Below is a set of records; print all of them exactly as written.

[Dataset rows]
— Begin —

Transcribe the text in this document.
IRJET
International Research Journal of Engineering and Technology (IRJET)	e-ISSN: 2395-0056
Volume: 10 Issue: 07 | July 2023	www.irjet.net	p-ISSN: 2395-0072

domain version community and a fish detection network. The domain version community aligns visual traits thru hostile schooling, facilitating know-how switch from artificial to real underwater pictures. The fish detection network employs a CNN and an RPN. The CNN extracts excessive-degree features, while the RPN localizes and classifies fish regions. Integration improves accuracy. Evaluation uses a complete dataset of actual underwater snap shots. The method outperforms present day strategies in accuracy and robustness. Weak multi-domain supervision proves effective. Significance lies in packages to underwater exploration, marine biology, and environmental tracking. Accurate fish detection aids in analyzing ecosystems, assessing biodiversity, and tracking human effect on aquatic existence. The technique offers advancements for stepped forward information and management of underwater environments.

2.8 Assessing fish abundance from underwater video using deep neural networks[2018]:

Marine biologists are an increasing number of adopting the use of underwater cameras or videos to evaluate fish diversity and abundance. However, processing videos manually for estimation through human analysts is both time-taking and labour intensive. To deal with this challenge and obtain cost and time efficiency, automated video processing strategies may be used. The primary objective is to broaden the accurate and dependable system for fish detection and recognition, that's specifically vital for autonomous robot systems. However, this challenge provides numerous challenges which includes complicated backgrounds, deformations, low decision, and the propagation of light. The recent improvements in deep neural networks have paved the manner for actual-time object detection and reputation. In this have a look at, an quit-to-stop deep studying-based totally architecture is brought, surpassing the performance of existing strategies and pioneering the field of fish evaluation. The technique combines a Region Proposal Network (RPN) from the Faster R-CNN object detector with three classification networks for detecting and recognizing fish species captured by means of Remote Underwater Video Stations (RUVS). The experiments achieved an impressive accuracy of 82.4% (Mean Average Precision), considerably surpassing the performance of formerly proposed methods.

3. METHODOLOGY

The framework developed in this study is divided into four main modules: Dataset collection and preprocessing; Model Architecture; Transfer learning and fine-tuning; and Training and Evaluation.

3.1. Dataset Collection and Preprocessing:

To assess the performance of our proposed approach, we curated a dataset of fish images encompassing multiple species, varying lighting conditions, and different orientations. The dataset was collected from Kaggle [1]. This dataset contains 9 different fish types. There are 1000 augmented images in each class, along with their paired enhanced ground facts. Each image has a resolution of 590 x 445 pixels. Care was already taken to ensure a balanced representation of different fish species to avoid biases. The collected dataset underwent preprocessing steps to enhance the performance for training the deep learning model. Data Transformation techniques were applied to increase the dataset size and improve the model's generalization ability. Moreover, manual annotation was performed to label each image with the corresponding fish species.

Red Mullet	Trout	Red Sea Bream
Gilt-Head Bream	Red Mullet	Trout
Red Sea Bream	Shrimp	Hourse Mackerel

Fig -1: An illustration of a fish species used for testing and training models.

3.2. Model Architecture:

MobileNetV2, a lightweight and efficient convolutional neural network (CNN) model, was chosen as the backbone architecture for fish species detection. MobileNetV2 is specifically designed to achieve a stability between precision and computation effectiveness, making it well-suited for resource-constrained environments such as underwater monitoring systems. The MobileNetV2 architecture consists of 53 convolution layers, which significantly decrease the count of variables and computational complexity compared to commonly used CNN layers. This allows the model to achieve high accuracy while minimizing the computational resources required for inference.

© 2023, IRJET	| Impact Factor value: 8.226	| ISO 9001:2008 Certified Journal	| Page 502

— End —

▸ **Answer to this task**
Transcribe the text in this document.
IRJET
International Research Journal of Engineering and Technology (IRJET)	e-ISSN: 2395-0056
Volume: 10 Issue: 07 | July 2023	www.irjet.net	p-ISSN: 2395-0072

domain version community and a fish detection network. The domain version community aligns visual traits thru hostile schooling, facilitating know-how switch from artificial to real underwater pictures. The fish detection network employs a CNN and an RPN. The CNN extracts excessive-degree features, while the RPN localizes and classifies fish regions. Integration improves accuracy. Evaluation uses a complete dataset of actual underwater snap shots. The method outperforms present day strategies in accuracy and robustness. Weak multi-domain supervision proves effective. Significance lies in packages to underwater exploration, marine biology, and environmental tracking. Accurate fish detection aids in analyzing ecosystems, assessing biodiversity, and tracking human effect on aquatic existence. The technique offers advancements for stepped forward information and management of underwater environments.

2.8 Assessing fish abundance from underwater video using deep neural networks[2018]:

Marine biologists are an increasing number of adopting the use of underwater cameras or videos to evaluate fish diversity and abundance. However, processing videos manually for estimation through human analysts is both time-taking and labour intensive. To deal with this challenge and obtain cost and time efficiency, automated video processing strategies may be used. The primary objective is to broaden the accurate and dependable system for fish detection and recognition, that's specifically vital for autonomous robot systems. However, this challenge provides numerous challenges which includes complicated backgrounds, deformations, low decision, and the propagation of light. The recent improvements in deep neural networks have paved the manner for actual-time object detection and reputation. In this have a look at, an quit-to-stop deep studying-based totally architecture is brought, surpassing the performance of existing strategies and pioneering the field of fish evaluation. The technique combines a Region Proposal Network (RPN) from the Faster R-CNN object detector with three classification networks for detecting and recognizing fish species captured by means of Remote Underwater Video Stations (RUVS). The experiments achieved an impressive accuracy of 82.4% (Mean Average Precision), considerably surpassing the performance of formerly proposed methods.

3. METHODOLOGY

The framework developed in this study is divided into four main modules: Dataset collection and preprocessing; Model Architecture; Transfer learning and fine-tuning; and Training and Evaluation.

3.1. Dataset Collection and Preprocessing:

To assess the performance of our proposed approach, we curated a dataset of fish images encompassing multiple species, varying lighting conditions, and different orientations. The dataset was collected from Kaggle [1]. This dataset contains 9 different fish types. There are 1000 augmented images in each class, along with their paired enhanced ground facts. Each image has a resolution of 590 x 445 pixels. Care was already taken to ensure a balanced representation of different fish species to avoid biases. The collected dataset underwent preprocessing steps to enhance the performance for training the deep learning model. Data Transformation techniques were applied to increase the dataset size and improve the model's generalization ability. Moreover, manual annotation was performed to label each image with the corresponding fish species.

Red Mullet	Trout	Red Sea Bream
Gilt-Head Bream	Red Mullet	Trout
Red Sea Bream	Shrimp	Hourse Mackerel

Fig -1: An illustration of a fish species used for testing and training models.

3.2. Model Architecture:

MobileNetV2, a lightweight and efficient convolutional neural network (CNN) model, was chosen as the backbone architecture for fish species detection. MobileNetV2 is specifically designed to achieve a stability between precision and computation effectiveness, making it well-suited for resource-constrained environments such as underwater monitoring systems. The MobileNetV2 architecture consists of 53 convolution layers, which significantly decrease the count of variables and computational complexity compared to commonly used CNN layers. This allows the model to achieve high accuracy while minimizing the computational resources required for inference.

© 2023, IRJET	| Impact Factor value: 8.226	| ISO 9001:2008 Certified Journal	| Page 502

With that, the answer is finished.